▸ Tasks to carry out
• a. Answer these from the forum thread on Pascal's origin, one answer per line, marked the same way:
(i) On what operating system did Miele Modula 2 run, according to winni?
(ii) Which poster wrote the post dated September 12, 2021?
(iii) What two checks does MarkMLl call painful?
• b. Go on with the forum thread on Pascal's origin, starting after its final post.

Static arrays that could be passed to open array procedures.   Partially zero terminated (if the string completely filled the allocation size, then it was not zero terminated.
Title: Re: Pascal origin, where does it come from
Post by: winni on October 15, 2020, 05:24:20 pm

Modula-2 of course had no special string type, but instead used (open?) arrays with zero origin.

MarkMLl

And Miele Modula 2 for  OS/9  (realtime Unix) had not even one library for strings.
The very simple routines  like insert, delete , concat you had to do on your own.

Not such a big support for Modula 2.

Winni
Title: Re: Pascal origin, where does it come from
Post by: MarkMLl on October 15, 2020, 06:08:55 pm
And having to check for both an index being within bounds and the current character not being zero is painful (particularly with people saying that break/continue/exit are tantamount to goto so must be cast out)... although I wish more C programs took the trouble to do so.

MarkMLl
Title: Re: Pascal origin, where does it come from
Post by: Blade on September 12, 2021, 05:27:30 pm
1. Why Niklaus Wirth moved on from Pascal to Modula, and then to Oberon?
2. Is there any current worth mentioning professional software built with Modula or Oberon?
3. Is Modula or Oberon any better than modern Pascal?

▸ Supplied data
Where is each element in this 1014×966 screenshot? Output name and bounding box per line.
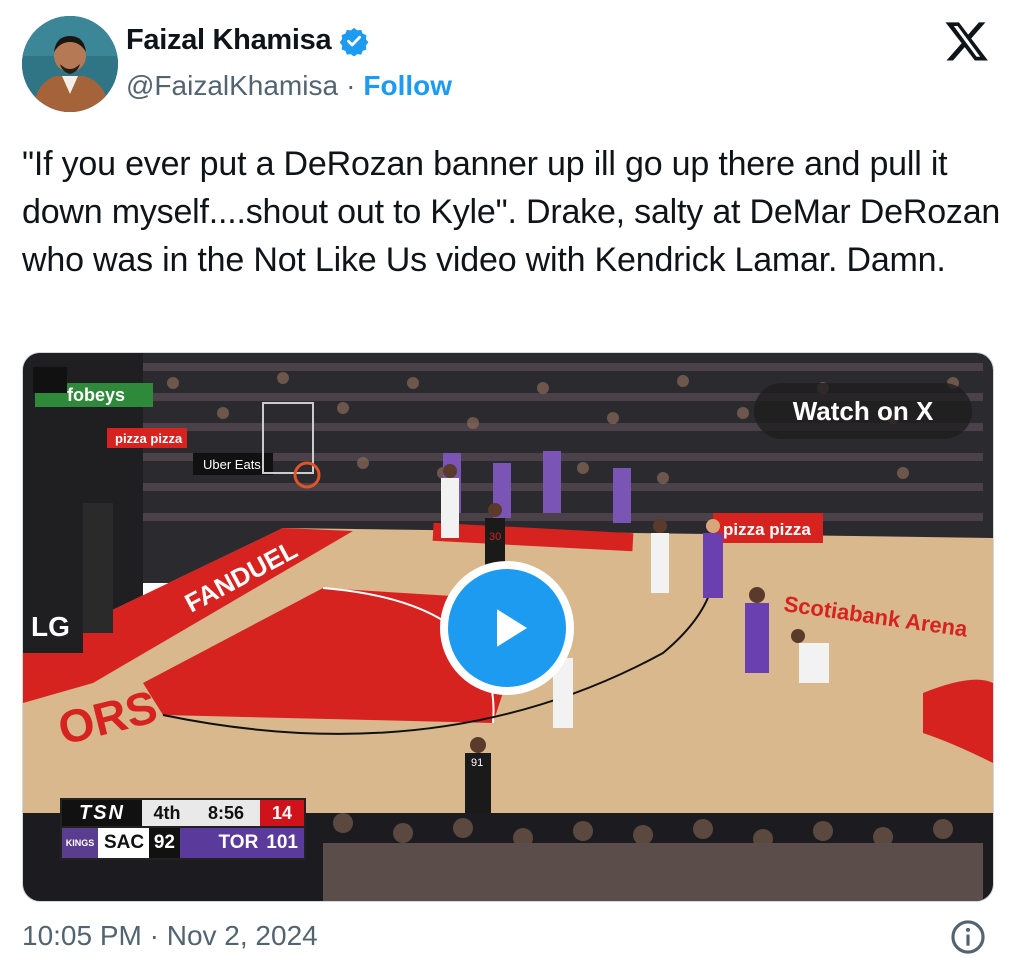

▸ Set of answers
• a.
(i) OS/9 (realtime Unix)
(ii) Blade
(iii) Checking that an index is within bounds and that the current character is not zero

• b.
I think many people are curious about at least the first 2 questions, which are very good ones.  The 3rd question, of Pascal versus Modula and Oberon, has a lot to do with preference.  Though a huge factor is Pascal having the corporate backing of Apple and then Borland/Embarcadero.

In a more recent interview done with Wirth (link below), there is more insight given into his thinking in regards to developing Modula and Oberon.  It appears that in the case of the time frame of him doing Modula and Oberon, he was greatly curious about OS and hardware development.  As a scientist, Wirth had a degree in electrical engineering and built his own TVs as a younger man.  This background also corresponds with him developing the Lilith computer (link below).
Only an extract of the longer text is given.